# Directive:
Set down, word for word, everything in the netfilter patch reply below from "Re: [PATCH nf" down to "a huge delay.".

# Supplied passage:
Re: [PATCH nf v2] netfilter: conntrack: refine gc worker heuristics

Nicolas Dichtel <nicolas.dichtel@xxxxxxxxx> · Thu, 3 Nov 2016 17:03:19 +0100

Le 03/11/2016 à 00:04, Florian Westphal a écrit :
> Nicholas Dichtel says:
>   After commit b87a2f9199ea ("netfilter: conntrack: add gc worker to
>   remove timed-out entries"), netlink conntrack deletion events may be
>   sent with a huge delay.
> 
> Nicholas further points at this line:
> 
>   goal = min(nf_conntrack_htable_size / GC_MAX_BUCKETS_DIV, GC_MAX_BUCKETS);
> 
> and indeed, this isn't optimal at all.  Rationale here was to ensure that
> we don't block other work items for too long, even if
> nf_conntrack_htable_size is huge.  But in order to have some guarantee
> about maximum time period where a scan of the full conntrack table
> completes we should always use a fixed slice size, so that once every
> N scans the full table has been examined at least once.

# Record extracts:
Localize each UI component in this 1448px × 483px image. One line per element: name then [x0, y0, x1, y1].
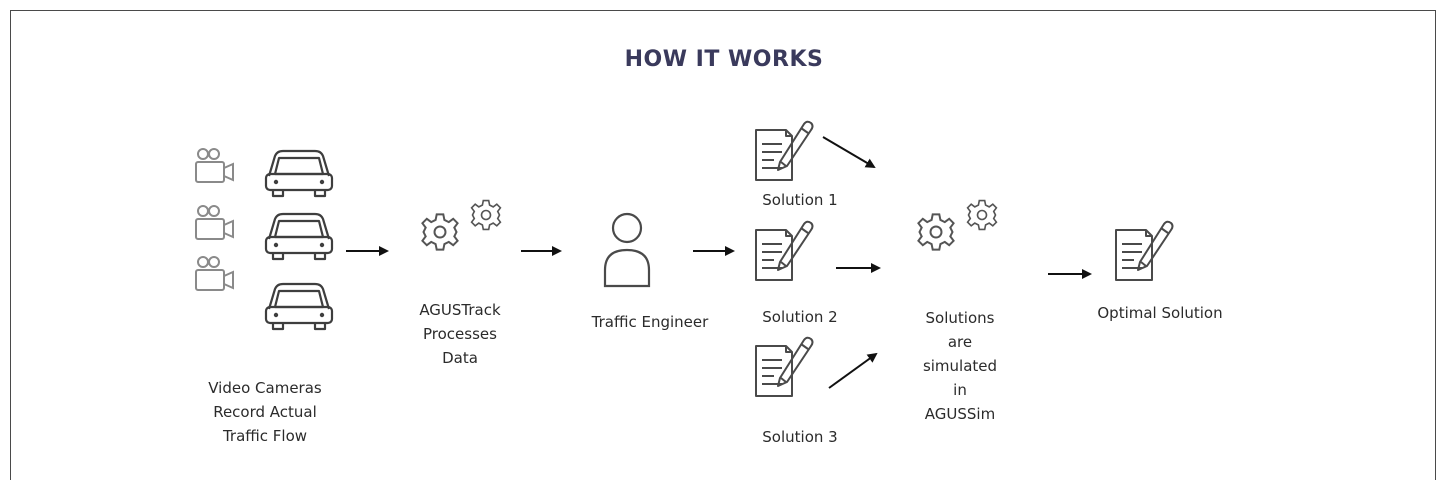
- cameras-label: Video Cameras Record Actual Traffic Flow: [208, 379, 322, 445]
- solution-2-label: Solution 2: [762, 308, 838, 326]
- document-edit-icon: [755, 120, 814, 181]
- document-edit-icon: [755, 336, 814, 397]
- document-edit-icon: [755, 220, 814, 281]
- video-camera-icon: [195, 256, 234, 291]
- agustrack-label: AGUSTrack Processes Data: [419, 301, 501, 367]
- solution-3-label: Solution 3: [762, 428, 838, 446]
- optimal-solution-label: Optimal Solution: [1097, 304, 1223, 322]
- person-icon: [603, 212, 651, 288]
- video-camera-icon: [195, 205, 234, 240]
- document-edit-icon: [1115, 220, 1174, 281]
- gears-icon: [421, 199, 502, 251]
- engineer-label: Traffic Engineer: [591, 313, 709, 331]
- video-camera-icon: [195, 148, 234, 183]
- edge-arrow: [822, 136, 876, 169]
- solution-1-label: Solution 1: [762, 191, 838, 209]
- gears-icon: [917, 199, 998, 251]
- car-icon: [264, 149, 334, 198]
- edge-arrow: [828, 352, 878, 389]
- diagram-title: HOW IT WORKS: [624, 47, 824, 72]
- agussim-label: Solutions are simulated in AGUSSim: [922, 309, 998, 423]
- diagram-frame: [10, 10, 1436, 480]
- car-icon: [264, 282, 334, 331]
- car-icon: [264, 212, 334, 261]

# Answer to the problem:
Re: [PATCH nf v2] netfilter: conntrack: refine gc worker heuristics

Nicolas Dichtel <nicolas.dichtel@xxxxxxxxx> · Thu, 3 Nov 2016 17:03:19 +0100

Le 03/11/2016 à 00:04, Florian Westphal a écrit :
> Nicholas Dichtel says:
>   After commit b87a2f9199ea ("netfilter: conntrack: add gc worker to
>   remove timed-out entries"), netlink conntrack deletion events may be
>   sent with a huge delay.